Stored records.
◇ ◇ ◇ ◇ ◇

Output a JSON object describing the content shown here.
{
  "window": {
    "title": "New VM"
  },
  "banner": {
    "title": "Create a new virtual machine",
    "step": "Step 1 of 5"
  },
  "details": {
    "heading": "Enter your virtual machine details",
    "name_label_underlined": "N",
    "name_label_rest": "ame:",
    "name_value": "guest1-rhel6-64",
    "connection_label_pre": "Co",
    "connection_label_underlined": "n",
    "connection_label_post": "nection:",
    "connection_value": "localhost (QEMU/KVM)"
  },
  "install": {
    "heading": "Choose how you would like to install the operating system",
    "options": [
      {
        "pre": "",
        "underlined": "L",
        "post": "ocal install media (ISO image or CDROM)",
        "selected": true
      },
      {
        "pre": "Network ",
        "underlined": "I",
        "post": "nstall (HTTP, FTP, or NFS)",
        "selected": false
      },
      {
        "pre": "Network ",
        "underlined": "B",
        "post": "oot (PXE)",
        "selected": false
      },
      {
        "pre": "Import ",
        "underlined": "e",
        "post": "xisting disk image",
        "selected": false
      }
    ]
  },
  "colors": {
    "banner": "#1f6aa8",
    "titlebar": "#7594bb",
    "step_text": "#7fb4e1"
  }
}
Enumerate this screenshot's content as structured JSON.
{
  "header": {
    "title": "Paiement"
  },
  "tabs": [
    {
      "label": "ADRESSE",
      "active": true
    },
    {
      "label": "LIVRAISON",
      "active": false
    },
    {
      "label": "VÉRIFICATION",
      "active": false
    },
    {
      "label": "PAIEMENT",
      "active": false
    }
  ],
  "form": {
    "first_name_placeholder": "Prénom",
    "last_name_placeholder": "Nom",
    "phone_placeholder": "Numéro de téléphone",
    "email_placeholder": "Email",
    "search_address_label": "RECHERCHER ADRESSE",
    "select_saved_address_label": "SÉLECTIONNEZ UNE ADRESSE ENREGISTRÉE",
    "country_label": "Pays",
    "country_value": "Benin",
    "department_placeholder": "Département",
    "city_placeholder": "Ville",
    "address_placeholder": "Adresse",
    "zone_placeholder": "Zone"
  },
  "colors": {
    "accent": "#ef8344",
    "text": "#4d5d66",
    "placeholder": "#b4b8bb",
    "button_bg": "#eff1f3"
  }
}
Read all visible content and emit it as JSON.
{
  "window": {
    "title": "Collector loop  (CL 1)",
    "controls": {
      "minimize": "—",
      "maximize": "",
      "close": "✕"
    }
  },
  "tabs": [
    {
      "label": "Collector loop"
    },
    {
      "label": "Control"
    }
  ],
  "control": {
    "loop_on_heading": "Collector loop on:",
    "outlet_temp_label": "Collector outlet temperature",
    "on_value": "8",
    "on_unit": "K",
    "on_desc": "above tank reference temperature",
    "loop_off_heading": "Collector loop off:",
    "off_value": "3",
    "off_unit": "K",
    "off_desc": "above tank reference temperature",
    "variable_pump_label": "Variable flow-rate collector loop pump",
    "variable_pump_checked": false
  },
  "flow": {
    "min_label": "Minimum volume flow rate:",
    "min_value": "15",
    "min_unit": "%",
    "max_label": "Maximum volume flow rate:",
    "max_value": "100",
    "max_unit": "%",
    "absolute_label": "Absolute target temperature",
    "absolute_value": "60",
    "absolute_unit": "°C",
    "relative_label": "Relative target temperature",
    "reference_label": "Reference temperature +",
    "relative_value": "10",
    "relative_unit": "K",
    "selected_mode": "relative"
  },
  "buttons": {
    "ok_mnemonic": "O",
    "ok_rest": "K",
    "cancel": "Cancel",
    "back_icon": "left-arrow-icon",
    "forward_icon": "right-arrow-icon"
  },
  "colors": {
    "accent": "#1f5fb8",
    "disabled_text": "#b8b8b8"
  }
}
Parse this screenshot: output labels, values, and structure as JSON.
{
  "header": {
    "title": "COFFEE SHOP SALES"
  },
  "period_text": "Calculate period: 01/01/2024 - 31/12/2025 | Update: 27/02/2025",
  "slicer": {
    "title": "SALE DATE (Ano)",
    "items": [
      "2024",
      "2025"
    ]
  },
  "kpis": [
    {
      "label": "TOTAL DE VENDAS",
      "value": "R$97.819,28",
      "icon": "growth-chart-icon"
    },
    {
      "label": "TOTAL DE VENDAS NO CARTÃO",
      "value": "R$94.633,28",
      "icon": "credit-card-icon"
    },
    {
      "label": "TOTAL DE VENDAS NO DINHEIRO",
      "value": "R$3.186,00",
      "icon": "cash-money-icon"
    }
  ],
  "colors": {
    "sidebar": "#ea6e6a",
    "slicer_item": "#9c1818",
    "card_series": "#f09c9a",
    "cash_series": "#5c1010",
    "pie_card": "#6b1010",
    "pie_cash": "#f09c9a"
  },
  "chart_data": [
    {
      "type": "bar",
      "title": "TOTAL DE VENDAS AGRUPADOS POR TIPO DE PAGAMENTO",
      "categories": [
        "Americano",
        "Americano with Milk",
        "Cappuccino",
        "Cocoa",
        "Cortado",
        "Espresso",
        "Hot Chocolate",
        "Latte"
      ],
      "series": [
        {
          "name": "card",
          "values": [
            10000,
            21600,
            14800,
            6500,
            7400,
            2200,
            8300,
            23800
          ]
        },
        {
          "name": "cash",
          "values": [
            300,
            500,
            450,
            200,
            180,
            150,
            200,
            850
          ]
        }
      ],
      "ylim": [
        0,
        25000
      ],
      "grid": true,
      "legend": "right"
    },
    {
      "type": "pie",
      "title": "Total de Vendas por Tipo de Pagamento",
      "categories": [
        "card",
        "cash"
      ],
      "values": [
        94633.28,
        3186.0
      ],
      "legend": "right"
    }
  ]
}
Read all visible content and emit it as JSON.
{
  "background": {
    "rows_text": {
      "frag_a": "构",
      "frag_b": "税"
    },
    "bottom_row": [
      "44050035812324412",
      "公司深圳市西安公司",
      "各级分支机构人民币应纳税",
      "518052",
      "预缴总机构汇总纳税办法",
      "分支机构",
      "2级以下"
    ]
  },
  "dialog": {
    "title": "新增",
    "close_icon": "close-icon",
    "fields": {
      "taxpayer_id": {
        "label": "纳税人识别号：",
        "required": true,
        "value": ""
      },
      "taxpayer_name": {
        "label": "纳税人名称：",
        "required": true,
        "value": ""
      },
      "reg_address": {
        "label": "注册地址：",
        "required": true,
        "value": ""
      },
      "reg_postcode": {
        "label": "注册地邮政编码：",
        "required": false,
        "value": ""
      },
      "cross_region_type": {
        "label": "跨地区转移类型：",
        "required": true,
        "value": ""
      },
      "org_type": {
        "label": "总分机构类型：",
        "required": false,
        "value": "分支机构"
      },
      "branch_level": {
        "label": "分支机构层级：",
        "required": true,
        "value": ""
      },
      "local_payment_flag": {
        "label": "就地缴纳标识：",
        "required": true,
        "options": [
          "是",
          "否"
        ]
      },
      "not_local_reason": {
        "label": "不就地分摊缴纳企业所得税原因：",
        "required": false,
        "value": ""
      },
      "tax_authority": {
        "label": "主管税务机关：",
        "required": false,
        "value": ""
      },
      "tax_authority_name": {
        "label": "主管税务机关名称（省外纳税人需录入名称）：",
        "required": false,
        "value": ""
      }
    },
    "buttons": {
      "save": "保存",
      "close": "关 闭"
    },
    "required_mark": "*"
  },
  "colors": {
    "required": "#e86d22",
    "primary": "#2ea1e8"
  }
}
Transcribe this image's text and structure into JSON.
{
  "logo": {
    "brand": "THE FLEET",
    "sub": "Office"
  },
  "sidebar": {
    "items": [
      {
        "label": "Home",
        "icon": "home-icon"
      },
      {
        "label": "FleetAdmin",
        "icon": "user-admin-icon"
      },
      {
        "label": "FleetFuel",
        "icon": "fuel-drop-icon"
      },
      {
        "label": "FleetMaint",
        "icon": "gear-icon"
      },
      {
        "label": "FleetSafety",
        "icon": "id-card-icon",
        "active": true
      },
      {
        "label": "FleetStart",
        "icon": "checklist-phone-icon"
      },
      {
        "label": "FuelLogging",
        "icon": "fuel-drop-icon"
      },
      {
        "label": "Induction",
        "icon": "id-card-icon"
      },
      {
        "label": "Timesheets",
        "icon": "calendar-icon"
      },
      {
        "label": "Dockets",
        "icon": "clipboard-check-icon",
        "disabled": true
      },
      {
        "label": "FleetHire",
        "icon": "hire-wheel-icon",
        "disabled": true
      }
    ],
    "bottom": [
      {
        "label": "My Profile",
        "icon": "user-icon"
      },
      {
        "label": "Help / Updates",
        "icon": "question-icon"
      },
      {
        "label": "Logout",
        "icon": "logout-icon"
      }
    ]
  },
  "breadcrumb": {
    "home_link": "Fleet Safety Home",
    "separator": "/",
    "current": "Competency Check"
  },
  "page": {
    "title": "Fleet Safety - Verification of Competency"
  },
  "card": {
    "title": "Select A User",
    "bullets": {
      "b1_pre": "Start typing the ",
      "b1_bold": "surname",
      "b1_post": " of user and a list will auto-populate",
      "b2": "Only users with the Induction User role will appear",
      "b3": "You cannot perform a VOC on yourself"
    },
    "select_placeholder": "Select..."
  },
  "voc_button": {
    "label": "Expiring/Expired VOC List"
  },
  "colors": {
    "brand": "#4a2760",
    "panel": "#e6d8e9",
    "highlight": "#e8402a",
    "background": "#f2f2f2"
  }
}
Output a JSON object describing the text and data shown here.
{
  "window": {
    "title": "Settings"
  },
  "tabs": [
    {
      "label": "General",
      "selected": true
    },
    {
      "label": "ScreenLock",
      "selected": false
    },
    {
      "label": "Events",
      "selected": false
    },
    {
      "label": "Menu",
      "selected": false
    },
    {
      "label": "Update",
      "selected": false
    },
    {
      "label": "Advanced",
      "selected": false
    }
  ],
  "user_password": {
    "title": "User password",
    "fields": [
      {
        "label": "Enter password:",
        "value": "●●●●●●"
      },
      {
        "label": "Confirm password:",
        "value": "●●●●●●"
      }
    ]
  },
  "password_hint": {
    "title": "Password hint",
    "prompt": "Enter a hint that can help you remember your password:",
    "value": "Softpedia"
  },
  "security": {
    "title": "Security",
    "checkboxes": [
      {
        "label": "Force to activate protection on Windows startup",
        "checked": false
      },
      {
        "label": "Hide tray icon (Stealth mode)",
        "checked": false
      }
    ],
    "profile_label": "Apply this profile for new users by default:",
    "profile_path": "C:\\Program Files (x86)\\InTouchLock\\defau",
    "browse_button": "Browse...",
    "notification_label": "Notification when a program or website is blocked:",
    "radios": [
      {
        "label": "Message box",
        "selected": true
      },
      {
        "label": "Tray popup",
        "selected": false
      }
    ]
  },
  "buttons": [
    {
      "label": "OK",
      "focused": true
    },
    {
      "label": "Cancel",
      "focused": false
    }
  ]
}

◇ ◇ ◇ ◇ ◇

What is asked. Return every line in the listing that contains the word "users".

The answer.
      "b2": "Only users with the Induction User role will appear",
    "profile_label": "Apply this profile for new users by default:",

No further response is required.